* Stated goal: Each entry below is to be written out exactly, and the pictures are to be left out.

* Exercise inputs:
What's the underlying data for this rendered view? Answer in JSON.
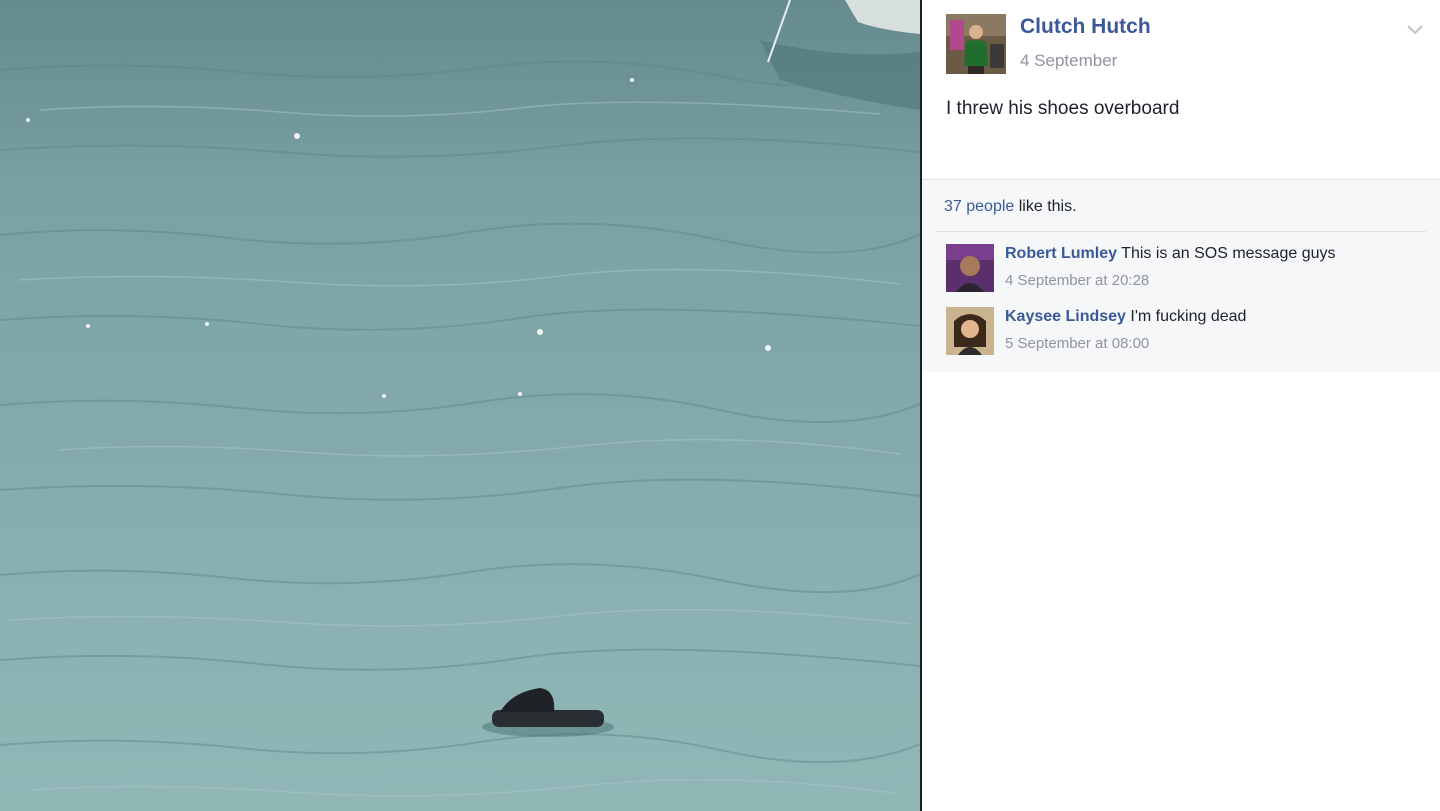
{
  "post": {
    "author_name": "Clutch Hutch",
    "date": "4 September",
    "text": "I threw his shoes overboard",
    "menu_icon": "chevron-down-icon"
  },
  "feedback": {
    "likes_link": "37 people",
    "likes_suffix": " like this."
  },
  "comments": [
    {
      "author": "Robert Lumley",
      "text": "This is an SOS message guys",
      "time": "4 September at 20:28"
    },
    {
      "author": "Kaysee Lindsey",
      "text": "I'm fucking dead",
      "time": "5 September at 08:00"
    }
  ],
  "colors": {
    "link": "#3b5998",
    "meta": "#90949c",
    "feedback_bg": "#f6f7f9",
    "water": "#84aaac"
  }
}
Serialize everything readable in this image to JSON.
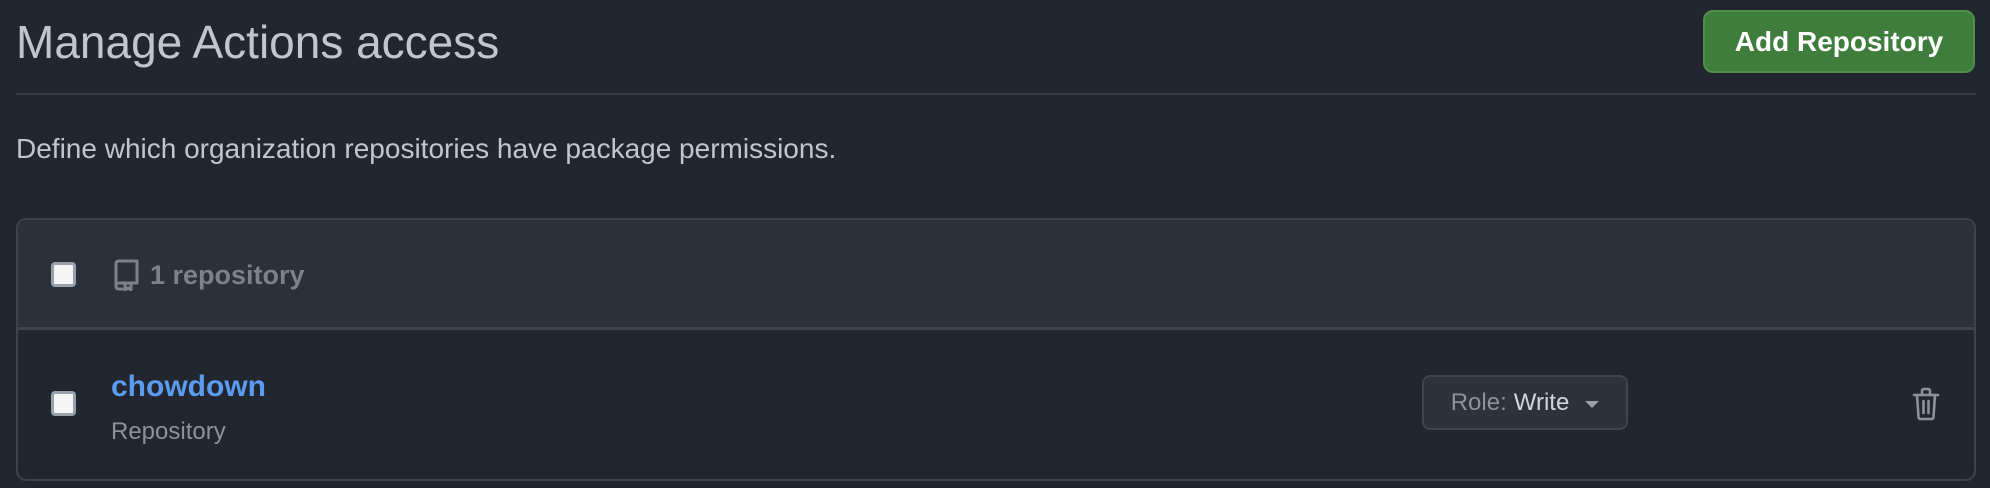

* Solution for this exercise:
What's the underlying data for this rendered view? Answer in JSON.
{
  "post": {
    "author_name": "Clutch Hutch",
    "date": "4 September",
    "text": "I threw his shoes overboard",
    "menu_icon": "chevron-down-icon"
  },
  "feedback": {
    "likes_link": "37 people",
    "likes_suffix": " like this."
  },
  "comments": [
    {
      "author": "Robert Lumley",
      "text": "This is an SOS message guys",
      "time": "4 September at 20:28"
    },
    {
      "author": "Kaysee Lindsey",
      "text": "I'm fucking dead",
      "time": "5 September at 08:00"
    }
  ],
  "colors": {
    "link": "#3b5998",
    "meta": "#90949c",
    "feedback_bg": "#f6f7f9",
    "water": "#84aaac"
  }
}
Serialize everything readable in this image to JSON.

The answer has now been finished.